Stored data
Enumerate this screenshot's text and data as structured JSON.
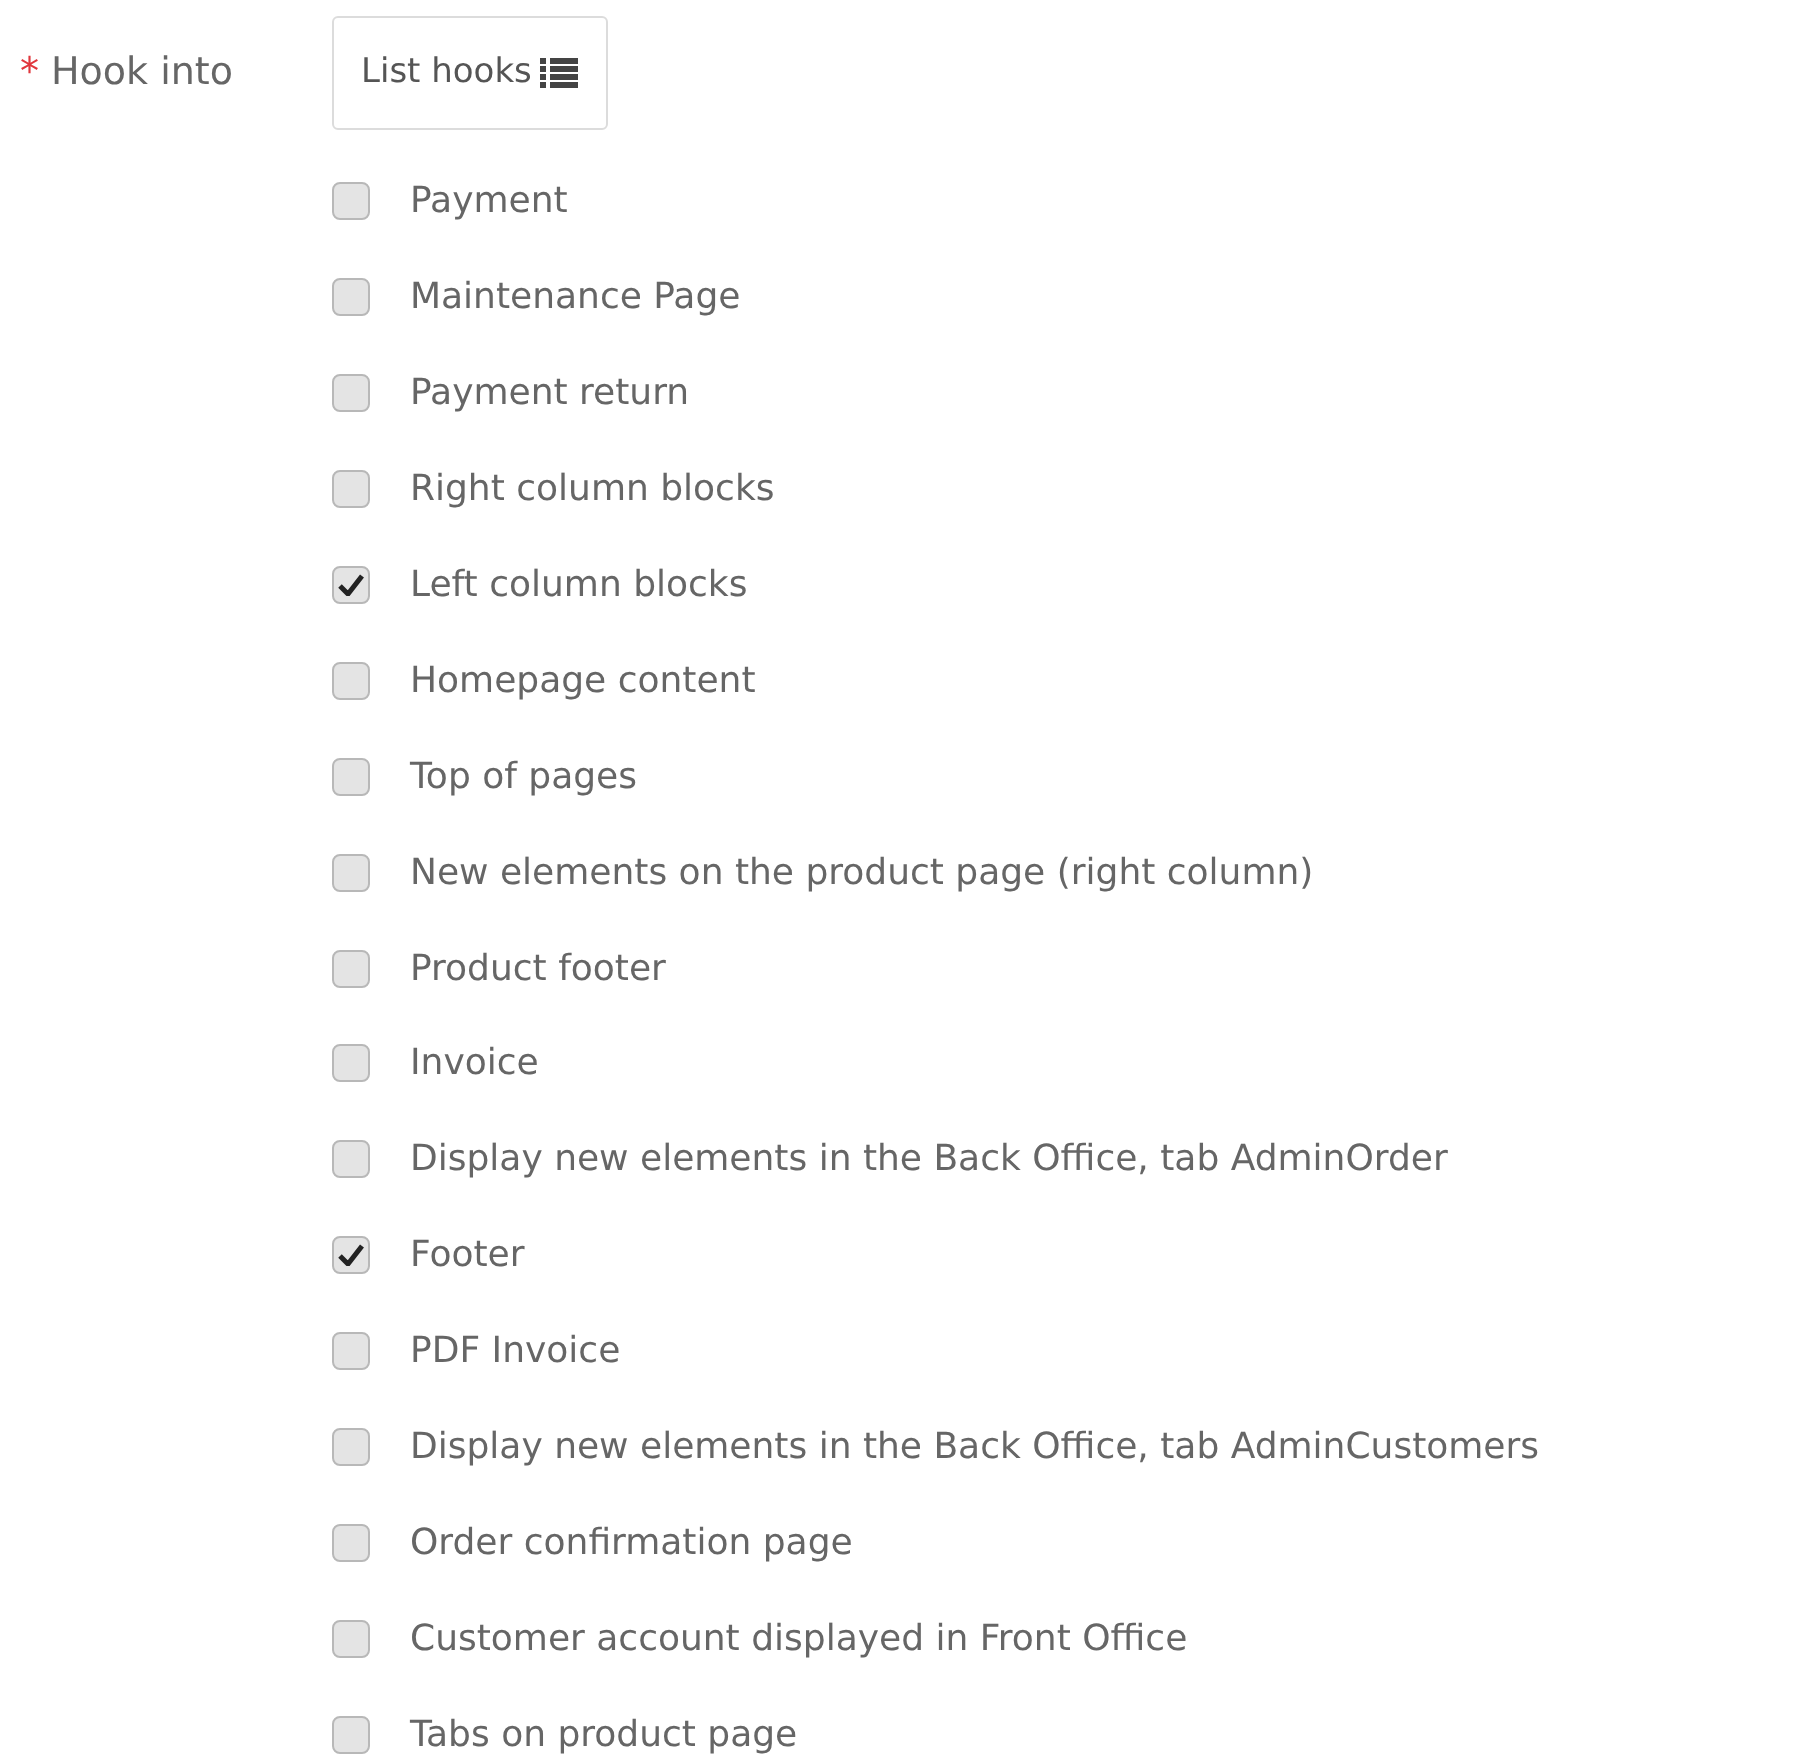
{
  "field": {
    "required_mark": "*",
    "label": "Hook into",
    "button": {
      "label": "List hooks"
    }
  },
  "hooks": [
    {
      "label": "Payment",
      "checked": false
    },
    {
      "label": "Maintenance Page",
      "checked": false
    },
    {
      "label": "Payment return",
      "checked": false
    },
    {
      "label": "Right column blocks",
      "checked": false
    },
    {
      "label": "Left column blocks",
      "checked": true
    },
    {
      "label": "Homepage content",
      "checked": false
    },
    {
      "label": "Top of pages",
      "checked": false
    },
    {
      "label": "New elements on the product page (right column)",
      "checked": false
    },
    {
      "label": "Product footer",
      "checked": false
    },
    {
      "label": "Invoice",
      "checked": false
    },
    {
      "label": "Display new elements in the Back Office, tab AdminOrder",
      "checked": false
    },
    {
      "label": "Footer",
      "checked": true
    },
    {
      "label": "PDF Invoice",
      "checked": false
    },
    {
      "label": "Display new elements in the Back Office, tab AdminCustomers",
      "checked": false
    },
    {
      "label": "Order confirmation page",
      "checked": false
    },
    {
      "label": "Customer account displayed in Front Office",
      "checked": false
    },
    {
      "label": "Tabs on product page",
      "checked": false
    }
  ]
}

...

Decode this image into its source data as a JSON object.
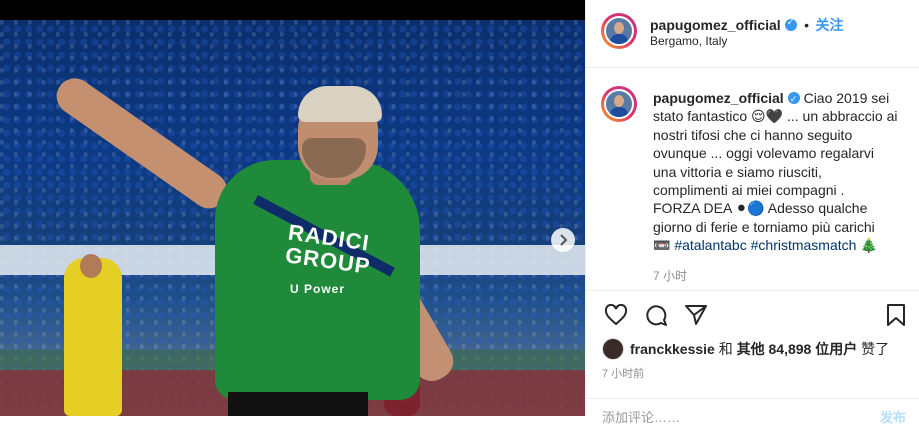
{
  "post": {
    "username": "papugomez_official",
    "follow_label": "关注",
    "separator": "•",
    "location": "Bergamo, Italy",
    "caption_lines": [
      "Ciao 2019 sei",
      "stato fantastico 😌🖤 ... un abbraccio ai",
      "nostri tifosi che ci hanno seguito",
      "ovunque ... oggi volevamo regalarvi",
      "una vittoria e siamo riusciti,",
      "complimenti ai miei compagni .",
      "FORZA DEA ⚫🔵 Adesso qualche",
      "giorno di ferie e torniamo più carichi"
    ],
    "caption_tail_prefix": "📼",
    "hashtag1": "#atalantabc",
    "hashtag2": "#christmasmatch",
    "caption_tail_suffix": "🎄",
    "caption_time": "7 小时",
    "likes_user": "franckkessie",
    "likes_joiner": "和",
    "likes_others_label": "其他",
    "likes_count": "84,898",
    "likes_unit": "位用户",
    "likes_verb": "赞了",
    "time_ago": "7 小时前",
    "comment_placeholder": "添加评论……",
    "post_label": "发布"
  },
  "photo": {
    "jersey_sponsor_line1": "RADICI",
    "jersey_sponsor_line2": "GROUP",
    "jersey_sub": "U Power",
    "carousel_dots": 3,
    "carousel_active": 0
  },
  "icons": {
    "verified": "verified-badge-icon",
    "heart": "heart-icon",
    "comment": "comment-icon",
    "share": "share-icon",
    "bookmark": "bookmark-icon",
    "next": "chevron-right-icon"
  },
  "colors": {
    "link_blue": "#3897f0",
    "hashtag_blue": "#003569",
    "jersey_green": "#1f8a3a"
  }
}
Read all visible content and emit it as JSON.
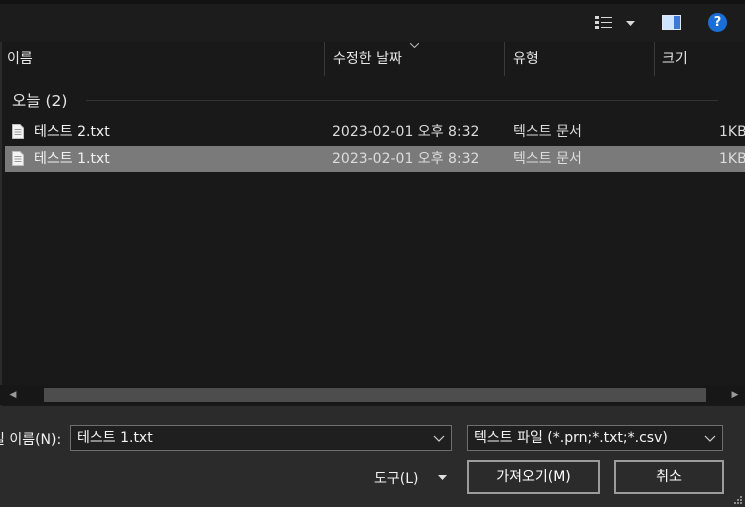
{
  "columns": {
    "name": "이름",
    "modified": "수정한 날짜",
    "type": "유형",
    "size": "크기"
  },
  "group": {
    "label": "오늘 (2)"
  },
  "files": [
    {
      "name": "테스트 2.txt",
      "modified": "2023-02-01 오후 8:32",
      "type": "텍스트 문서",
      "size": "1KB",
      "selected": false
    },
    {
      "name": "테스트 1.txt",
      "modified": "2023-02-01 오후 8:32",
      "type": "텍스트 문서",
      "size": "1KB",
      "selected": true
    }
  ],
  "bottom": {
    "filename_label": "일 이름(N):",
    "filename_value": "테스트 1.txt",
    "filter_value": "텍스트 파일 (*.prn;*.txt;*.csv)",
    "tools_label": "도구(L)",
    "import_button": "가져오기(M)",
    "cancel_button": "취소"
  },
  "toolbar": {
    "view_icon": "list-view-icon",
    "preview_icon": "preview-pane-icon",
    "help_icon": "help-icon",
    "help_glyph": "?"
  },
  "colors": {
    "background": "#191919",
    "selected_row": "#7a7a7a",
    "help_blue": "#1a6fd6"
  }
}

» To do
Determine how many lines of this listing contain "content", and give only the number.

» Full solution
2